(Saved entries)
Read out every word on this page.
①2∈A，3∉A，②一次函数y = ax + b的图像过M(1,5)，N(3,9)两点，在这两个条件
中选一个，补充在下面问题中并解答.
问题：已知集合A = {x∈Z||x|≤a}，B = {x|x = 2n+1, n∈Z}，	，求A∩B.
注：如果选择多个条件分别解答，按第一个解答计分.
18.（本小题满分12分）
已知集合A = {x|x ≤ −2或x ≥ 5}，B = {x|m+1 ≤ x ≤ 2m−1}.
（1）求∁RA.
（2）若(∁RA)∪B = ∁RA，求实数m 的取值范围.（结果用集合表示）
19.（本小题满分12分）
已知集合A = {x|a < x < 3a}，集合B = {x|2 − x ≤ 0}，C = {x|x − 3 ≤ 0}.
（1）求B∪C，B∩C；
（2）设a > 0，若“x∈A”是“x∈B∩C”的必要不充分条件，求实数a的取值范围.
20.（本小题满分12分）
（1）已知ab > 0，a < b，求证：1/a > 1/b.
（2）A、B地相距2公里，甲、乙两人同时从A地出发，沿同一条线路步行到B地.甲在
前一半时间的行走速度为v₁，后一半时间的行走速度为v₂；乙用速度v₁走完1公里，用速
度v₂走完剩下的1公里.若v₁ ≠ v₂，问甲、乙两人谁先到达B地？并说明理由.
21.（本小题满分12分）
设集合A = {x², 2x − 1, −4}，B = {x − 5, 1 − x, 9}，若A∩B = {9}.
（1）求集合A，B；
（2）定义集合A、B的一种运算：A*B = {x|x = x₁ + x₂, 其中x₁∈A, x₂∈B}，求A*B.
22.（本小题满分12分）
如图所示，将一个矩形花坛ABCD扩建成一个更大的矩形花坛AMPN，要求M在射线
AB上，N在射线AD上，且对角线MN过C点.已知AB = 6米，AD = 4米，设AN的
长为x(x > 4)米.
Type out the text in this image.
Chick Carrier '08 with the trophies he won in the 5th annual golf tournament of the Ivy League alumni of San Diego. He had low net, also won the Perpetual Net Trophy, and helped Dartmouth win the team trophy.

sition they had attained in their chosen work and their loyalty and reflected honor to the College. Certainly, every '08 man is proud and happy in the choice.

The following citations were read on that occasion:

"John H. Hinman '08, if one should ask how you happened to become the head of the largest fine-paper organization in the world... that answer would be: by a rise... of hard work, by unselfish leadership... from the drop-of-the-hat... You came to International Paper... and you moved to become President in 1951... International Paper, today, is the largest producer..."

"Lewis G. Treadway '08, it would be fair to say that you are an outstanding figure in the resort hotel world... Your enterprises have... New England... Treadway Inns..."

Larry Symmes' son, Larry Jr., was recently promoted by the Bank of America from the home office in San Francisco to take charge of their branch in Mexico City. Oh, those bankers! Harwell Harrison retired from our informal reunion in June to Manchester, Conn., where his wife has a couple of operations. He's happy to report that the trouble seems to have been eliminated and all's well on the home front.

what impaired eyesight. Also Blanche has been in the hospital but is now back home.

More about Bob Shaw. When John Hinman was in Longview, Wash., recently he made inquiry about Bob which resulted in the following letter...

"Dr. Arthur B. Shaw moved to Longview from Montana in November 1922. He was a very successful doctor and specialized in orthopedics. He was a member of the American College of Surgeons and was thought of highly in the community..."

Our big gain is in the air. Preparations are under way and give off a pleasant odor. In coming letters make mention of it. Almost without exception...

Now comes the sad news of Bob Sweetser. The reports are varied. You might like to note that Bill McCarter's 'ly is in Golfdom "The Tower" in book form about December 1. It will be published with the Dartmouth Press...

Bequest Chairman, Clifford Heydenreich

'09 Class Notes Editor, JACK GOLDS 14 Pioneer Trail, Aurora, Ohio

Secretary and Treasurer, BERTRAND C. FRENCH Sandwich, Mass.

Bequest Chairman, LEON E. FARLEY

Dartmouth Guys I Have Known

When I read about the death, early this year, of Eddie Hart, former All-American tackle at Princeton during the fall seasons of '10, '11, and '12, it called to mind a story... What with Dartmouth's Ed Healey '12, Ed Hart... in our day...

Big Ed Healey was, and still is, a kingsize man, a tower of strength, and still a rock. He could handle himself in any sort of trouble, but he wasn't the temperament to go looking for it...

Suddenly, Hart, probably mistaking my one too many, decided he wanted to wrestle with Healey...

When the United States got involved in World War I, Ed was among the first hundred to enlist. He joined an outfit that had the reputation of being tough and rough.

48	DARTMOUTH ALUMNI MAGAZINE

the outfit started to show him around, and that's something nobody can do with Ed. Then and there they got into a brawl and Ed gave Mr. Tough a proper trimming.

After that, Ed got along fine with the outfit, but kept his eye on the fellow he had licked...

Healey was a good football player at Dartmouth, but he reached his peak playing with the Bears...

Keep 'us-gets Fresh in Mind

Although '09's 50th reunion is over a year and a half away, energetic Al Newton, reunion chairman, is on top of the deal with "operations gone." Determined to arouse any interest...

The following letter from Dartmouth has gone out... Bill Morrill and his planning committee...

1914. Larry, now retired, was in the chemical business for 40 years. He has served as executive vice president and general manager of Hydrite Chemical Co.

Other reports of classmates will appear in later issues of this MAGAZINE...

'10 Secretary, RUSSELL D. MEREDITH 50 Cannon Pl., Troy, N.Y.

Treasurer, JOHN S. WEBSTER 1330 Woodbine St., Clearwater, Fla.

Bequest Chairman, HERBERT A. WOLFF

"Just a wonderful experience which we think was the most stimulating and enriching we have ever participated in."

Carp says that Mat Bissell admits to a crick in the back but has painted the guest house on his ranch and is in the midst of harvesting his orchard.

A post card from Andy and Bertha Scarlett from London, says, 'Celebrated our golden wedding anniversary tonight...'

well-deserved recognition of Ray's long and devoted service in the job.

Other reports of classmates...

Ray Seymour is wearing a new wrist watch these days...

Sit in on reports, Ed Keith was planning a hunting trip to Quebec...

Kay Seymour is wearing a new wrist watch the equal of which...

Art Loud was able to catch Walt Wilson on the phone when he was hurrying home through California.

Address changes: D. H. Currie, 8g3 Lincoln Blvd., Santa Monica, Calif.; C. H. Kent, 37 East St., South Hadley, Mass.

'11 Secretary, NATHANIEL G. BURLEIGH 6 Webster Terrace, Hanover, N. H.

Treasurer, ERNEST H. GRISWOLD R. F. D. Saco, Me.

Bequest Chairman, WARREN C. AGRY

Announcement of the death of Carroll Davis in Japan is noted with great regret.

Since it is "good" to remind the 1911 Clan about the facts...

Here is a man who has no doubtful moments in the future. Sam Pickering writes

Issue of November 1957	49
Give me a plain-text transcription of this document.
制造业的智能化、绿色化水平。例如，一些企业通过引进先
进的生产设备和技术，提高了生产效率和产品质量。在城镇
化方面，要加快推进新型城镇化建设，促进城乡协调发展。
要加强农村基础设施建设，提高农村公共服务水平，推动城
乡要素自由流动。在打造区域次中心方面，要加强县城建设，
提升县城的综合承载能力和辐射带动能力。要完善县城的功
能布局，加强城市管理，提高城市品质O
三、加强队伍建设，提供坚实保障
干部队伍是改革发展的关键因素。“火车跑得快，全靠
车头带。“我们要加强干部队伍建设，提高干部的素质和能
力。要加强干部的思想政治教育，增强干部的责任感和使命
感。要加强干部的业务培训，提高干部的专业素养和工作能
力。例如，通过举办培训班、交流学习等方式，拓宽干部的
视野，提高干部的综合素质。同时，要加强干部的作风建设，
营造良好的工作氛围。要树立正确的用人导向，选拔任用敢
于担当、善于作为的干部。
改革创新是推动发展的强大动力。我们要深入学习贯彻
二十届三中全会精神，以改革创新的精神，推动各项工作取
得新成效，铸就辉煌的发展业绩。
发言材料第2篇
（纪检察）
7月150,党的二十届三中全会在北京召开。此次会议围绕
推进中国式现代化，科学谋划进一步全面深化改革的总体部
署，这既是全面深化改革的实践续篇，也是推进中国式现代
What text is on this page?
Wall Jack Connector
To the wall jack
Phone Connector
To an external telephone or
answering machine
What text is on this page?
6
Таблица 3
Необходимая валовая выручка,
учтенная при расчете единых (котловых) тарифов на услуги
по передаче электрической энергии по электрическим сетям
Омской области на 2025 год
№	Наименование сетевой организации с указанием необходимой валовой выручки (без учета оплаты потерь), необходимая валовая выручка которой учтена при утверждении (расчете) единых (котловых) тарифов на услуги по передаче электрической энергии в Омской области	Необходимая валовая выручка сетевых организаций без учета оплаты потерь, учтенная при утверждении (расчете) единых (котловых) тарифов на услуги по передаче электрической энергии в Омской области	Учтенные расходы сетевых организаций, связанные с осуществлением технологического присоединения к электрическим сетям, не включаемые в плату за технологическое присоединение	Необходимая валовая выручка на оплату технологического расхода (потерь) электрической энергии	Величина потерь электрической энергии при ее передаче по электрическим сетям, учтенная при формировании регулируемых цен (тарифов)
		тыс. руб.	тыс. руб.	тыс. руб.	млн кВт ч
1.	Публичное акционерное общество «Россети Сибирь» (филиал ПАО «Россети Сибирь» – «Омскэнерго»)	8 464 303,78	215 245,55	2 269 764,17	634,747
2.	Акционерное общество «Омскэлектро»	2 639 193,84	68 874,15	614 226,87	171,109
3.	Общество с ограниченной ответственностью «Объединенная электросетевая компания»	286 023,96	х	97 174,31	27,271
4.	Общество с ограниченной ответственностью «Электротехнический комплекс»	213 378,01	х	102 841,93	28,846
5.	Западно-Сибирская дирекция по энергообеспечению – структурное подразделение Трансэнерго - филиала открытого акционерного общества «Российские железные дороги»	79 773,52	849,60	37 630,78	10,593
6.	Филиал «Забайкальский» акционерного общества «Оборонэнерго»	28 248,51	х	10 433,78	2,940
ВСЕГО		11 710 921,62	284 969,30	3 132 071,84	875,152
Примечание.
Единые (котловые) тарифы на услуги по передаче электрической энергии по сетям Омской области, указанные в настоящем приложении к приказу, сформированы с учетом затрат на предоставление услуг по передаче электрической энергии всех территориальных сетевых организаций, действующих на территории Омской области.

* _Goal of the exercise_
Select all lines in the listing that include the word "work".

* _Answer for the task_
sition they had attained in their chosen work and their loyalty and reflected honor to the College. Certainly, every '08 man is proud and happy in the choice.
"John H. Hinman '08, if one should ask how you happened to become the head of the largest fine-paper organization in the world... that answer would be: by a rise... of hard work, by unselfish leadership... from the drop-of-the-hat... You came to International Paper... and you moved to become President in 1951... International Paper, today, is the largest producer..."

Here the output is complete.